::: EXTRACTED RECORDS

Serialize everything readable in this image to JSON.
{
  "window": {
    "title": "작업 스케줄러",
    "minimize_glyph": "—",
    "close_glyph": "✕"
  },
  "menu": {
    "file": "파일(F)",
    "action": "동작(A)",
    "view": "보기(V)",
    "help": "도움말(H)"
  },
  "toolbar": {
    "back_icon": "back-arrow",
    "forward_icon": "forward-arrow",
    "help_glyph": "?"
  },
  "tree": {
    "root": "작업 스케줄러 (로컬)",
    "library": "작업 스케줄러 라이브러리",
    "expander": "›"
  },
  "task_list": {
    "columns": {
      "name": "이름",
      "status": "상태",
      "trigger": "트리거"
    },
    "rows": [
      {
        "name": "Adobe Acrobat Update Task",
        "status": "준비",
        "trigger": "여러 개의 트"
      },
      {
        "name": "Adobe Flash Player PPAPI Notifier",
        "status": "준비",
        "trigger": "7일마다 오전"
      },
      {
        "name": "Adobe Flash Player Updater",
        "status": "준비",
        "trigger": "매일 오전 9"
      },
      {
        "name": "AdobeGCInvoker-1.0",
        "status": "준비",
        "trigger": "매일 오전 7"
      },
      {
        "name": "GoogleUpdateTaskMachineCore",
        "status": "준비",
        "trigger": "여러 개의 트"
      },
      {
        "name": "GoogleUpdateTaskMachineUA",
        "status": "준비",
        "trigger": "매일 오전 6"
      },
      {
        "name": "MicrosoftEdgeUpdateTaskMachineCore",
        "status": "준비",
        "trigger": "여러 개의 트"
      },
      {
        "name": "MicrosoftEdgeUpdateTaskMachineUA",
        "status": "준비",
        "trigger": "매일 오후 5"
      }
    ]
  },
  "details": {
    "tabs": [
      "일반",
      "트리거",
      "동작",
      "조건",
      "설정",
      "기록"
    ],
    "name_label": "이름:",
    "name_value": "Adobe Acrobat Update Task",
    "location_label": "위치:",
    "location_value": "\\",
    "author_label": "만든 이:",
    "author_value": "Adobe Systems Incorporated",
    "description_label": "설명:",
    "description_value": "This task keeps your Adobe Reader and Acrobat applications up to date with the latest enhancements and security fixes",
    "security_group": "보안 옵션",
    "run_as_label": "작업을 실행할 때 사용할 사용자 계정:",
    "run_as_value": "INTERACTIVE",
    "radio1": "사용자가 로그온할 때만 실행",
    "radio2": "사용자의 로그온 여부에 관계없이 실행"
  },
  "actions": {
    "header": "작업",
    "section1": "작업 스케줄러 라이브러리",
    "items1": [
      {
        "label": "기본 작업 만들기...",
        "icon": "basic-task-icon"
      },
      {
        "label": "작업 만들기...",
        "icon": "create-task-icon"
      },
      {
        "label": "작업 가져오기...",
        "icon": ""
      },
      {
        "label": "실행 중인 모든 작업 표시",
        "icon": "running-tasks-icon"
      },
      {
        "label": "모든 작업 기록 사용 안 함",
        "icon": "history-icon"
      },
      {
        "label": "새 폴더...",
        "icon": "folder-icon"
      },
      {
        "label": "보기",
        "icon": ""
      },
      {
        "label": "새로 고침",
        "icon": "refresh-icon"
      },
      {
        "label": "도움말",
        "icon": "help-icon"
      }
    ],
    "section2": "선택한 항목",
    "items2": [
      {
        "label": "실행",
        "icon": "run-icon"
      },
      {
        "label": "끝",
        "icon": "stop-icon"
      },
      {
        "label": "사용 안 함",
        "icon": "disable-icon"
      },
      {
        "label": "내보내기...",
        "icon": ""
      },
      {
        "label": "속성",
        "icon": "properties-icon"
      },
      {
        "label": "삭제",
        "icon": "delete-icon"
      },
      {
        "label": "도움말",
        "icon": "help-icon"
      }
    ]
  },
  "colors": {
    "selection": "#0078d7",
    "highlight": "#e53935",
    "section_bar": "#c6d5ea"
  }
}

::::::

Return each line where "arrow" shows up.

    "back_icon": "back-arrow",
    "forward_icon": "forward-arrow",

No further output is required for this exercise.